PROBLEM TO WORK ON: Show every line of the records below that contains the word "adapters".

MATERIAL PROVIDED:

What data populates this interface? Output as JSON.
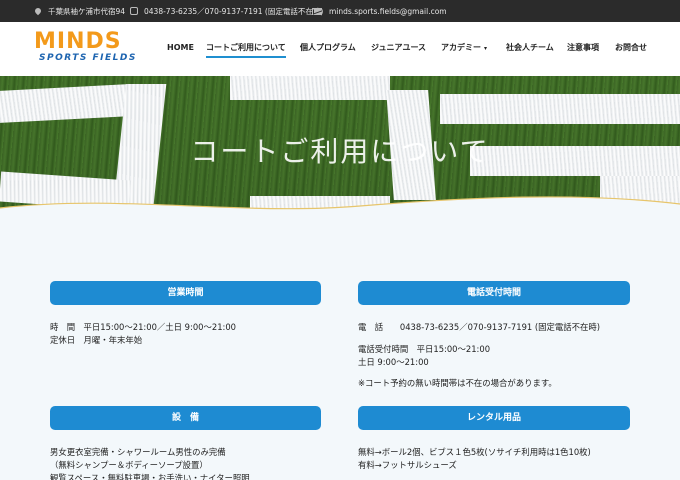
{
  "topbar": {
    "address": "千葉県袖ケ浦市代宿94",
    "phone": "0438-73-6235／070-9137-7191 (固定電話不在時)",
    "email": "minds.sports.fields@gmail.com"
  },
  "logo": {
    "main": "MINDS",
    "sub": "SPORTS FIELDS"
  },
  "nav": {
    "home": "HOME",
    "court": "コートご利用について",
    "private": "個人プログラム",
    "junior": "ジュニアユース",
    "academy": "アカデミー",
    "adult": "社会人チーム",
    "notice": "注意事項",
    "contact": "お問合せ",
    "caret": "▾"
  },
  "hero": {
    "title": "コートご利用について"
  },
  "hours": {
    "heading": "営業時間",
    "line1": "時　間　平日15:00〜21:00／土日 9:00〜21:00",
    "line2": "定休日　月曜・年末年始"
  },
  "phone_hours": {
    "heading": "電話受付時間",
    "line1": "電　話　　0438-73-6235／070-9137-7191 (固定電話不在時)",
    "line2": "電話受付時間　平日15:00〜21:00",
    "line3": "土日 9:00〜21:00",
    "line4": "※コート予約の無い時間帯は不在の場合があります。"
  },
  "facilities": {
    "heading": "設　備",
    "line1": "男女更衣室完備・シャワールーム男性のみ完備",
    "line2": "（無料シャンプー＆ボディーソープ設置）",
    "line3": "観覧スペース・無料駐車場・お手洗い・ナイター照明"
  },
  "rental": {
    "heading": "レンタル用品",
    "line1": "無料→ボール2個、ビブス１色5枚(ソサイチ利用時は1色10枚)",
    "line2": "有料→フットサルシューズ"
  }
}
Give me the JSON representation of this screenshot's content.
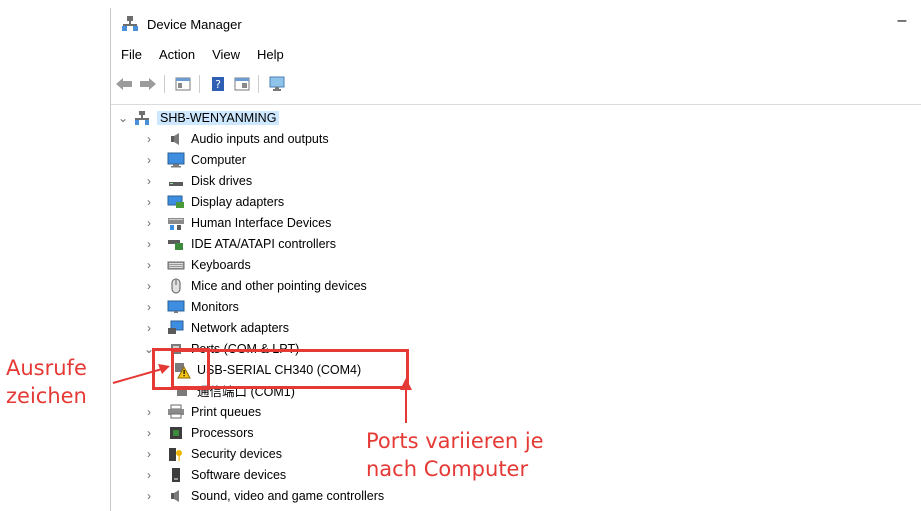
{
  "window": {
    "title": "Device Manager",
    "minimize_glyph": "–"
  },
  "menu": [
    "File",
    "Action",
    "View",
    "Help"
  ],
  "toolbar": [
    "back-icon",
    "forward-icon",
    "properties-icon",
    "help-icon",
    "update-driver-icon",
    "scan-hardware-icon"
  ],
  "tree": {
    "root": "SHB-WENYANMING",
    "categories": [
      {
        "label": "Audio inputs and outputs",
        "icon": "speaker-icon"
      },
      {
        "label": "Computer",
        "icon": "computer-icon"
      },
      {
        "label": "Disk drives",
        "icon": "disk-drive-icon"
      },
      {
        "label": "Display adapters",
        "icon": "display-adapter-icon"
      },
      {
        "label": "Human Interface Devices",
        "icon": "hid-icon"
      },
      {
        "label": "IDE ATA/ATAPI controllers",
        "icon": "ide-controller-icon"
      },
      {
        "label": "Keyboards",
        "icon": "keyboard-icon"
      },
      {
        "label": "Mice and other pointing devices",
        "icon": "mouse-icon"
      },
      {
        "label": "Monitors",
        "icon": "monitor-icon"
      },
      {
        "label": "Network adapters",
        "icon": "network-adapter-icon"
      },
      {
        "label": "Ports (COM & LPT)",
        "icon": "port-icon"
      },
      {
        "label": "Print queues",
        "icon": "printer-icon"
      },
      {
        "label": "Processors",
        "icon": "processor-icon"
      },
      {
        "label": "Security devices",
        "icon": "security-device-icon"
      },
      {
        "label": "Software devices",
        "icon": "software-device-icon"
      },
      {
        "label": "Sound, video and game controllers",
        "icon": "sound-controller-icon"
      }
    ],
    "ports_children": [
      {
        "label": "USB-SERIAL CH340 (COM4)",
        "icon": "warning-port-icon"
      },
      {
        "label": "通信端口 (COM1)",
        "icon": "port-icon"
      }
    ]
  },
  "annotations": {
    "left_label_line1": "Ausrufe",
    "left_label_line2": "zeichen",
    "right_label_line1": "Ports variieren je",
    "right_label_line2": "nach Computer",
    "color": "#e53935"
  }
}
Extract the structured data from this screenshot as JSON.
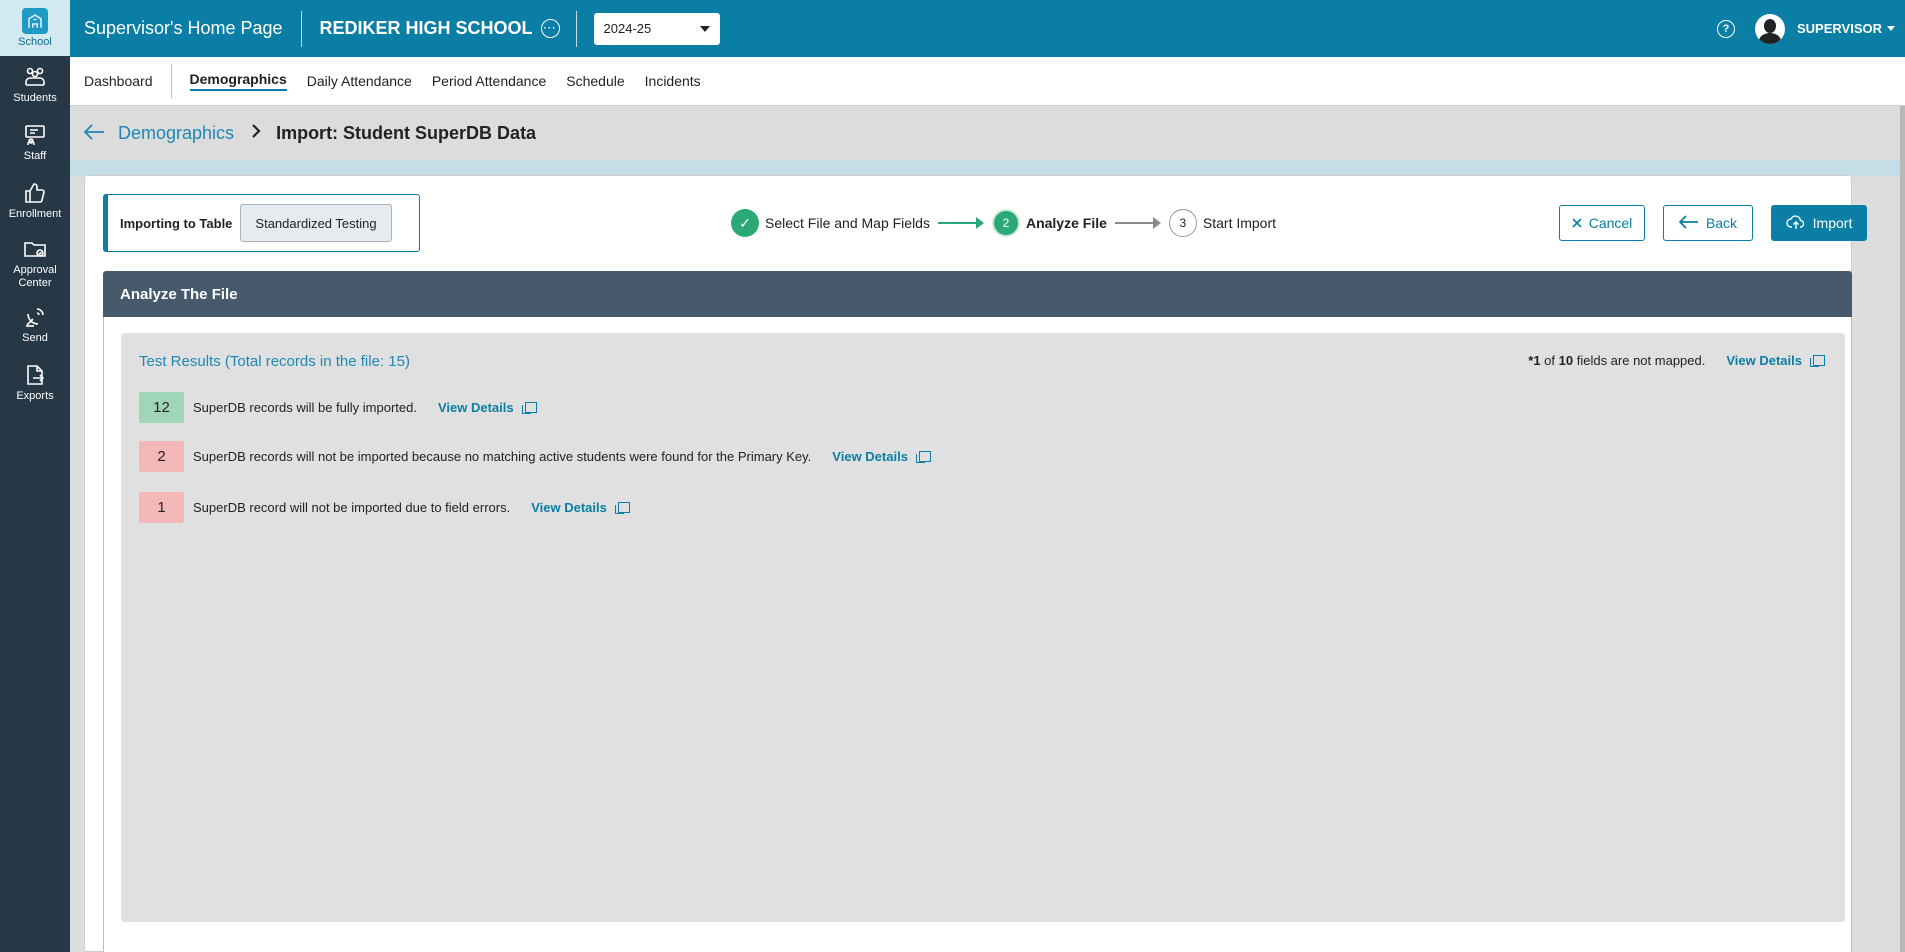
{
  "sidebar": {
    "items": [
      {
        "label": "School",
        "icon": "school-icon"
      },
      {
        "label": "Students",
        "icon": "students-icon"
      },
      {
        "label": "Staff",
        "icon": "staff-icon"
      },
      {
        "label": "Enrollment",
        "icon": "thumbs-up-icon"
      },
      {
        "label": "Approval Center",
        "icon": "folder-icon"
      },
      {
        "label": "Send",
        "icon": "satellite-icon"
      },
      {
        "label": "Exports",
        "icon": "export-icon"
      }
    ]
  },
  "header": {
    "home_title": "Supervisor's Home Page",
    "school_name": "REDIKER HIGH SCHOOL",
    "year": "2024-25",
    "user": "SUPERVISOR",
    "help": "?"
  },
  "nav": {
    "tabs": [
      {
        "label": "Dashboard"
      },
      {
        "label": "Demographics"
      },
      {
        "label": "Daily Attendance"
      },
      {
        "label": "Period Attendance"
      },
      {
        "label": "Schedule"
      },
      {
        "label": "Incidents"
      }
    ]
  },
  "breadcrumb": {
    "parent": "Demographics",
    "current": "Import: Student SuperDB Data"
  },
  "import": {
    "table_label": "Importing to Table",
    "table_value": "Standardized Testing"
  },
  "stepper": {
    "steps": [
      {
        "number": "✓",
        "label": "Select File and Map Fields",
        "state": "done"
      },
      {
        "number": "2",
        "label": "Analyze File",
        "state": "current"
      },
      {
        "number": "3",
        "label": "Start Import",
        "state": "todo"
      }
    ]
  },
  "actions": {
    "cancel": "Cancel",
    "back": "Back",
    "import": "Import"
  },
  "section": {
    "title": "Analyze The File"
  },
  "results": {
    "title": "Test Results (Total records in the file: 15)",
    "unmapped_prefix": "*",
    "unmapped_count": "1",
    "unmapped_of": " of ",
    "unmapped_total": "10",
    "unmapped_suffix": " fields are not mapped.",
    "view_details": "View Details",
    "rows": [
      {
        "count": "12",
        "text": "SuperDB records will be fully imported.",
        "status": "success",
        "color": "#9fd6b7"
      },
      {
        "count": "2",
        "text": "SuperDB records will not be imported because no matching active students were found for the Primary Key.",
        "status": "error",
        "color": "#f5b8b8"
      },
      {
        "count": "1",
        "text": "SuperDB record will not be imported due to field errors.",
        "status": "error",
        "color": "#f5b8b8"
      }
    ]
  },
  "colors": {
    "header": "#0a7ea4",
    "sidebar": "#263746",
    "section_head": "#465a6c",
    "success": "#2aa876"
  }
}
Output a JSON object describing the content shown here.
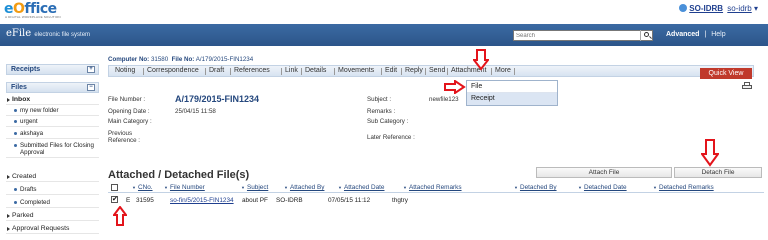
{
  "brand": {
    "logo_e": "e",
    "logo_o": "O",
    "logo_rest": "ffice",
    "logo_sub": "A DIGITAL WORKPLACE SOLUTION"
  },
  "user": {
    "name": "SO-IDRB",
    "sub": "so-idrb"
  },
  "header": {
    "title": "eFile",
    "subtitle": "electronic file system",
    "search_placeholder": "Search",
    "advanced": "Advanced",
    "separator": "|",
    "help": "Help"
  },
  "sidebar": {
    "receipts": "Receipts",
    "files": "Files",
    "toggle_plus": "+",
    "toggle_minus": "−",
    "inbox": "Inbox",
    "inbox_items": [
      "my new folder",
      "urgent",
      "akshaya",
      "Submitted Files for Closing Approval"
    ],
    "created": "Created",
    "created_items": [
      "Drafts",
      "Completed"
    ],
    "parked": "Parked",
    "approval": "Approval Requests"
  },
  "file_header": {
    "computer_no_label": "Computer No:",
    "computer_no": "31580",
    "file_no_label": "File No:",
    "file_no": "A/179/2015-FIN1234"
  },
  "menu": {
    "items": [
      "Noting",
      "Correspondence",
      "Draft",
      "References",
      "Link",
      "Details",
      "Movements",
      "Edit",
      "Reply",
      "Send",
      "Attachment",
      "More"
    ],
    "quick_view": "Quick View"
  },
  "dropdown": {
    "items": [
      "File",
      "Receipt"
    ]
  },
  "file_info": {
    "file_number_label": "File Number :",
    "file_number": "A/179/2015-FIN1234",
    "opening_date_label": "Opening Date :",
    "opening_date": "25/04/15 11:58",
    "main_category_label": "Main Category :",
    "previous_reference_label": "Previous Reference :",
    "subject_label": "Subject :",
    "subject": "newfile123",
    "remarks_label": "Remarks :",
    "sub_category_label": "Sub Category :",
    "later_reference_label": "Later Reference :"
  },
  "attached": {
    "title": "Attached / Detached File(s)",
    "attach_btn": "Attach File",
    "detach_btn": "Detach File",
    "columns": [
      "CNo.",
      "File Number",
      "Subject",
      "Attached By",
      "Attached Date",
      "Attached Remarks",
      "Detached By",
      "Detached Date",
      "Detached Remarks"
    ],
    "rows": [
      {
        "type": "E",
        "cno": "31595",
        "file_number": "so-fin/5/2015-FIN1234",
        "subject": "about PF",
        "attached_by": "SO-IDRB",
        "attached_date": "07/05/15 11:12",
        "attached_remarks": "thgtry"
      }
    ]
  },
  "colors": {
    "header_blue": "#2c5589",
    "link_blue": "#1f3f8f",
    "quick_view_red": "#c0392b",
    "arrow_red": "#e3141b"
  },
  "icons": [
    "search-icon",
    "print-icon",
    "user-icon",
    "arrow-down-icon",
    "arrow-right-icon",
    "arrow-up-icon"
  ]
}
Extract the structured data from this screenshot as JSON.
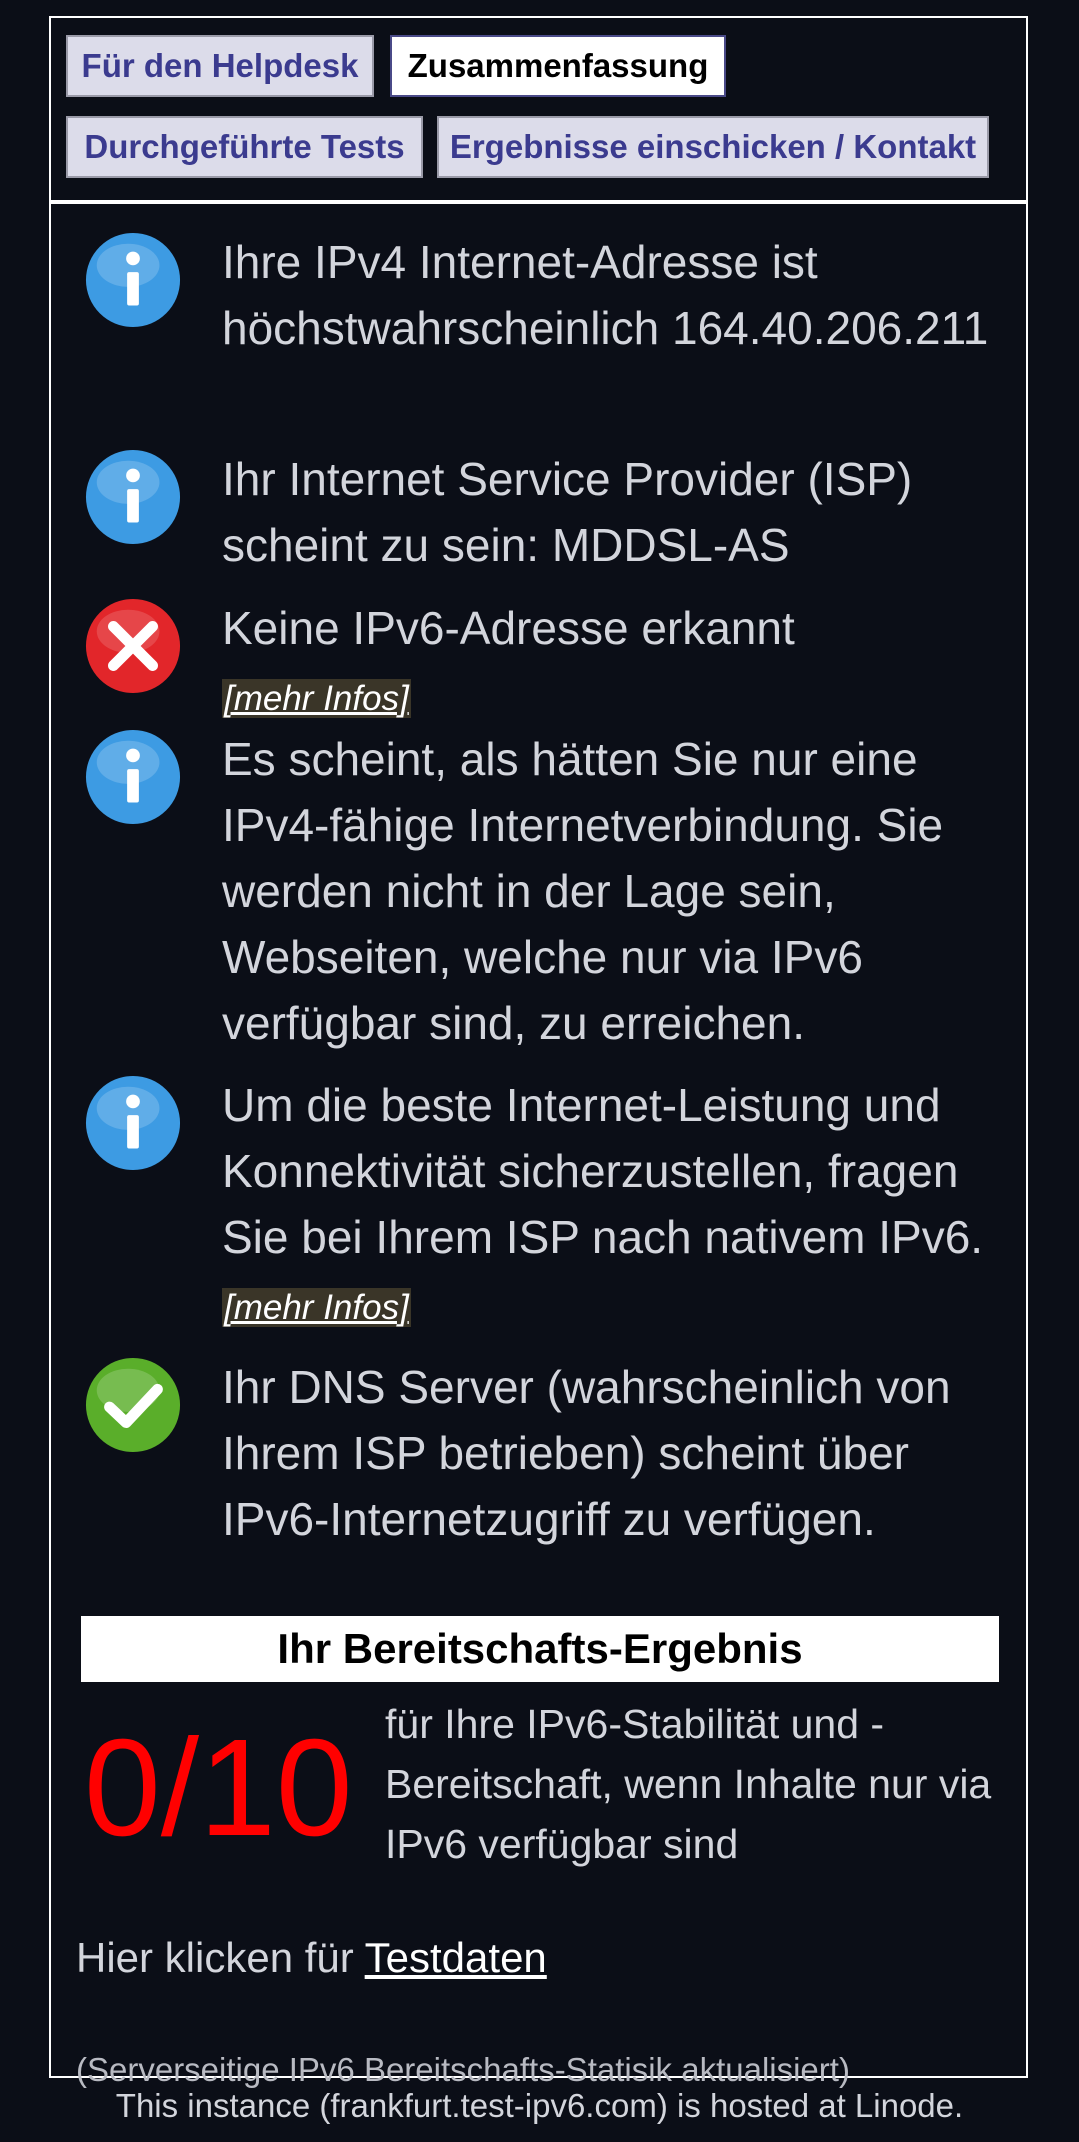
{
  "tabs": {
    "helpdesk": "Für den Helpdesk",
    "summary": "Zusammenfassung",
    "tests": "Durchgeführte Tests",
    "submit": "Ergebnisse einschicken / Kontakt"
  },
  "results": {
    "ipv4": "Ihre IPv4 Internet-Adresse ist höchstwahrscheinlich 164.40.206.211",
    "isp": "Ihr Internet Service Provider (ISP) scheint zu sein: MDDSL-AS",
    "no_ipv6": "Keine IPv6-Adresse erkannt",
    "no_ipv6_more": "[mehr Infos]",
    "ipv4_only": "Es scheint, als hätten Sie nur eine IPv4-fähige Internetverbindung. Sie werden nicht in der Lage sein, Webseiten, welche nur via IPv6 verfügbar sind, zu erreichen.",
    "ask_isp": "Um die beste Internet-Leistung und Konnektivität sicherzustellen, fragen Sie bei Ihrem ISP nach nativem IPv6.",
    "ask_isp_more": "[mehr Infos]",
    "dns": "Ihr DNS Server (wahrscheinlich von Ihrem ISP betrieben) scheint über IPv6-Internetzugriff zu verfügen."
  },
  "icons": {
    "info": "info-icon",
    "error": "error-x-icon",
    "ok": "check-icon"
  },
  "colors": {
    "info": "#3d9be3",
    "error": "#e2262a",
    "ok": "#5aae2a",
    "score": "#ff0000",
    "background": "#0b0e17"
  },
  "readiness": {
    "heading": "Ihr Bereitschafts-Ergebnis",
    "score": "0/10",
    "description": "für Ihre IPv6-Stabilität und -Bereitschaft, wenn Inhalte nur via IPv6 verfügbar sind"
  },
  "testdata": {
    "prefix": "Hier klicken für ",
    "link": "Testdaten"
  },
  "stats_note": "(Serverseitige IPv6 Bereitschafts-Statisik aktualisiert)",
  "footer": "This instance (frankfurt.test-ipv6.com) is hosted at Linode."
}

EXERCISE OUTPUT:
        "label": "Display adapters",
        "label": "Network adapters",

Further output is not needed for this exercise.